↓↓↓

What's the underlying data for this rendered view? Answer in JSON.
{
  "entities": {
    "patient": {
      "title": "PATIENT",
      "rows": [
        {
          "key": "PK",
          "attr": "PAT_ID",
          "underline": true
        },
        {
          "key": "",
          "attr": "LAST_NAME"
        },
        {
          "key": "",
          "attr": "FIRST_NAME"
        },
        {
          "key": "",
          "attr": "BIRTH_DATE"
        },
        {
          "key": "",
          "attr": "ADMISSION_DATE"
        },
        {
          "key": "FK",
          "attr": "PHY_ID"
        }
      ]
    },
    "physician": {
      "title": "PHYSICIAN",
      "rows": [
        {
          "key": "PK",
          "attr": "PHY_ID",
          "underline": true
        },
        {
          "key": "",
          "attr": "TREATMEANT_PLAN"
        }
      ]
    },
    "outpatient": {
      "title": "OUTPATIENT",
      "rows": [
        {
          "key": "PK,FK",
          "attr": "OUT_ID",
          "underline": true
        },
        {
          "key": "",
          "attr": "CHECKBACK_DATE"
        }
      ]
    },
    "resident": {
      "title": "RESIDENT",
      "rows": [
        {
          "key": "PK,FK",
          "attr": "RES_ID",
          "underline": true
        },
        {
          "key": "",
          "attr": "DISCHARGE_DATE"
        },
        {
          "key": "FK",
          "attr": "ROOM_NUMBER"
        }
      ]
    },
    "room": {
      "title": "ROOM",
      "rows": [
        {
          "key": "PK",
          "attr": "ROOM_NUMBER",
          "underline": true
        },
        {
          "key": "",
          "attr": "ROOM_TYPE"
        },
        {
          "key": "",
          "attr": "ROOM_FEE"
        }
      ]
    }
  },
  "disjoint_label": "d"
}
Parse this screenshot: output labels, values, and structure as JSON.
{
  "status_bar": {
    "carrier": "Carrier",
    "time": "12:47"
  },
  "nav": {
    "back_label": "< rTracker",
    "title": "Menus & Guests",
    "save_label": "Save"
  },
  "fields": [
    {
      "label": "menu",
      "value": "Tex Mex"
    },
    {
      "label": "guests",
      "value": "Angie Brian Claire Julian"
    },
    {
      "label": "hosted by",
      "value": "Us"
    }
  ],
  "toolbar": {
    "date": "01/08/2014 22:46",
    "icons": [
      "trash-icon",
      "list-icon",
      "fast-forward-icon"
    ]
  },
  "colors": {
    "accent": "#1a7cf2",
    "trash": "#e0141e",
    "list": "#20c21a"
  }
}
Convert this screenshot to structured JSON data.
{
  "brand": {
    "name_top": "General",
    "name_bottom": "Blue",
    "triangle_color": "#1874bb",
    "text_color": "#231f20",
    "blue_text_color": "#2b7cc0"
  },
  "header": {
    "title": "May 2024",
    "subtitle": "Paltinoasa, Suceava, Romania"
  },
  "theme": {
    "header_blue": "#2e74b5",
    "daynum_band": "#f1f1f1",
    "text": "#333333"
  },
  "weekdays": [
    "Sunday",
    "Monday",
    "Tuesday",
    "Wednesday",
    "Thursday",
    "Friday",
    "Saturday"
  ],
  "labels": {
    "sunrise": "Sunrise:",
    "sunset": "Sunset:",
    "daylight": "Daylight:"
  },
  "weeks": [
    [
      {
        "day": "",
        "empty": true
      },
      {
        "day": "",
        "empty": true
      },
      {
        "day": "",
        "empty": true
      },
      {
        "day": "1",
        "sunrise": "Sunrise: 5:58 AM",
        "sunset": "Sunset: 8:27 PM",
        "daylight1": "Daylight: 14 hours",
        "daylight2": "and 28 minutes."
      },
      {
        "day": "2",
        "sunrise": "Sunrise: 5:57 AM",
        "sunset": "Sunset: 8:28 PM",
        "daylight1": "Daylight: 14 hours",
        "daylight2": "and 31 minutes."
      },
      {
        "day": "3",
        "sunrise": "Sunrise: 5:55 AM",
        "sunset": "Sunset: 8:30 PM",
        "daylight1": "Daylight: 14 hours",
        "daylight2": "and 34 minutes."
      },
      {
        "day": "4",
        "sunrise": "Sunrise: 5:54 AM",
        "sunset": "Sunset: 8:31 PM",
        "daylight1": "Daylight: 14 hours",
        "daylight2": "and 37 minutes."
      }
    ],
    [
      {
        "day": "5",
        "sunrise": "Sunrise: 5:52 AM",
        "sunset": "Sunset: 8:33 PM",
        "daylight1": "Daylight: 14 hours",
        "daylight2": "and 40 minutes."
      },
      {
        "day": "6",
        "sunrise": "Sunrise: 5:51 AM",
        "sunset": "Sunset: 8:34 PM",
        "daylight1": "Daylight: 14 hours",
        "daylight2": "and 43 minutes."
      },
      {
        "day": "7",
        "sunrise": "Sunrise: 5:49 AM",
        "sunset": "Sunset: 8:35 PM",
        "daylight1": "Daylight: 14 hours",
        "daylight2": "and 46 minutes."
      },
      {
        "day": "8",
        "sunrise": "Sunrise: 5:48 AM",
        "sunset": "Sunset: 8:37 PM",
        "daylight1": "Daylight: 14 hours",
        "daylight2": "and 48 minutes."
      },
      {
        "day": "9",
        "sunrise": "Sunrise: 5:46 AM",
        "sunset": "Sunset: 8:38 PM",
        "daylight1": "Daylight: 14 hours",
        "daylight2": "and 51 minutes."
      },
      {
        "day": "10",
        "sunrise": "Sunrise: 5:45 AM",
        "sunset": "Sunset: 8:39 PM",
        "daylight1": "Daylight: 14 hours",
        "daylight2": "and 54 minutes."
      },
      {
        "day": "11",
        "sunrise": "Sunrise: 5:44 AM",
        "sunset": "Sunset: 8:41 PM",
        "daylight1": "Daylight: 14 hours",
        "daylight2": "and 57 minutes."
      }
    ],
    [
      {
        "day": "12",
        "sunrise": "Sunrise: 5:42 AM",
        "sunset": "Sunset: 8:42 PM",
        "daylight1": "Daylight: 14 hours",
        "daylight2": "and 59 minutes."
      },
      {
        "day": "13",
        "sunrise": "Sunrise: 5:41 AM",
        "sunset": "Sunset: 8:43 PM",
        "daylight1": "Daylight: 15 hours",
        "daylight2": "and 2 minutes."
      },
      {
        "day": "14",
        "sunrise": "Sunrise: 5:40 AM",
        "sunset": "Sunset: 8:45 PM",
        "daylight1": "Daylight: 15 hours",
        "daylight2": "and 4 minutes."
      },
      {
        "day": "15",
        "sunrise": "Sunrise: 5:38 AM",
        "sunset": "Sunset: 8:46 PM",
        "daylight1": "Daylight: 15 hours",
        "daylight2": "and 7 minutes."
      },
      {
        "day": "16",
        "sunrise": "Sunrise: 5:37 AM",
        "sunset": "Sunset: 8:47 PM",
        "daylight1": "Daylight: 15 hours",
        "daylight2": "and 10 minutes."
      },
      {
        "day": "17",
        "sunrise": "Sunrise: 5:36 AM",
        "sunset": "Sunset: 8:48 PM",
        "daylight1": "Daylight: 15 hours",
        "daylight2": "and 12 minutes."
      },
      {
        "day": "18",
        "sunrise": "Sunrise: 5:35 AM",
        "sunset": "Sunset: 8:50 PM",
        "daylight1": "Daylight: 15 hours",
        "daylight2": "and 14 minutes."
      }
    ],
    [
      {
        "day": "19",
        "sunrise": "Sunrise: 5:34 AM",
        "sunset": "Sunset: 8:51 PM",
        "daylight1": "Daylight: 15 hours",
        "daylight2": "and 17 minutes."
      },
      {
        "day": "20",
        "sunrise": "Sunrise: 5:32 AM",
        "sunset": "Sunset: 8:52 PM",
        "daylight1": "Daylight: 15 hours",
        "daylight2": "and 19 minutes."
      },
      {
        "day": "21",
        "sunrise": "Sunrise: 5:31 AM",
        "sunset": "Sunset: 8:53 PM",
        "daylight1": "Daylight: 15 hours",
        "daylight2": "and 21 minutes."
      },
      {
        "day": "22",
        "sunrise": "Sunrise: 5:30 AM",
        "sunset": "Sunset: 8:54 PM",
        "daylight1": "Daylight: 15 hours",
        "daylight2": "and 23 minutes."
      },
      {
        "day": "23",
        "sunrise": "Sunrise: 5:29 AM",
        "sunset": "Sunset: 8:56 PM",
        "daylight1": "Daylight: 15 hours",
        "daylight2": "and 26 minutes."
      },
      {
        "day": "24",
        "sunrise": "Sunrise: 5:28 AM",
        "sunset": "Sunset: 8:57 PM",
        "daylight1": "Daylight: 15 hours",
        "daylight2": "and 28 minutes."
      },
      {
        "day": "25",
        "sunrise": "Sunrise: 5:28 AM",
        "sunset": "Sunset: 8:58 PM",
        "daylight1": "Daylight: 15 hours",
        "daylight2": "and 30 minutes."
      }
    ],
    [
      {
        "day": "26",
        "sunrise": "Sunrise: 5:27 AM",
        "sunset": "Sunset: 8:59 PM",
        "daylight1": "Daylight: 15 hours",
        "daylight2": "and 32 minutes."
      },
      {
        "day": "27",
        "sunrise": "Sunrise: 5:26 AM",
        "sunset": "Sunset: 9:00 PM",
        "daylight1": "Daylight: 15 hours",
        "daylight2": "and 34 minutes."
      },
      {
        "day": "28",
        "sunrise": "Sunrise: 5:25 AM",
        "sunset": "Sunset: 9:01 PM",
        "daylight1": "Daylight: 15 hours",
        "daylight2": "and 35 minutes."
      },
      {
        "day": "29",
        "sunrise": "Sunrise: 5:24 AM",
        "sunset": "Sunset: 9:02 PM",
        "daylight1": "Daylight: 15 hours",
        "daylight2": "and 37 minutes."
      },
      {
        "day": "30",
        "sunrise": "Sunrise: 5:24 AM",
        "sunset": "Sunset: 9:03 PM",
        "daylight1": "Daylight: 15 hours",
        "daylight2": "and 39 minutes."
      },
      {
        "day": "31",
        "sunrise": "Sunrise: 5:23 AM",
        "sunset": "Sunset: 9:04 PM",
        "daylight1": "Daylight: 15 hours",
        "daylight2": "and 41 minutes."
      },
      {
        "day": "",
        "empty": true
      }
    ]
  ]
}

↑↑↑

Aim of the task: Collect each line containing the string "this".

Problem solution:
What's the underlying data for this rendered view? Answer in JSON.
Parse this screenshot: output labels, values, and structure as JSON.
Convert this screenshot to structured JSON data.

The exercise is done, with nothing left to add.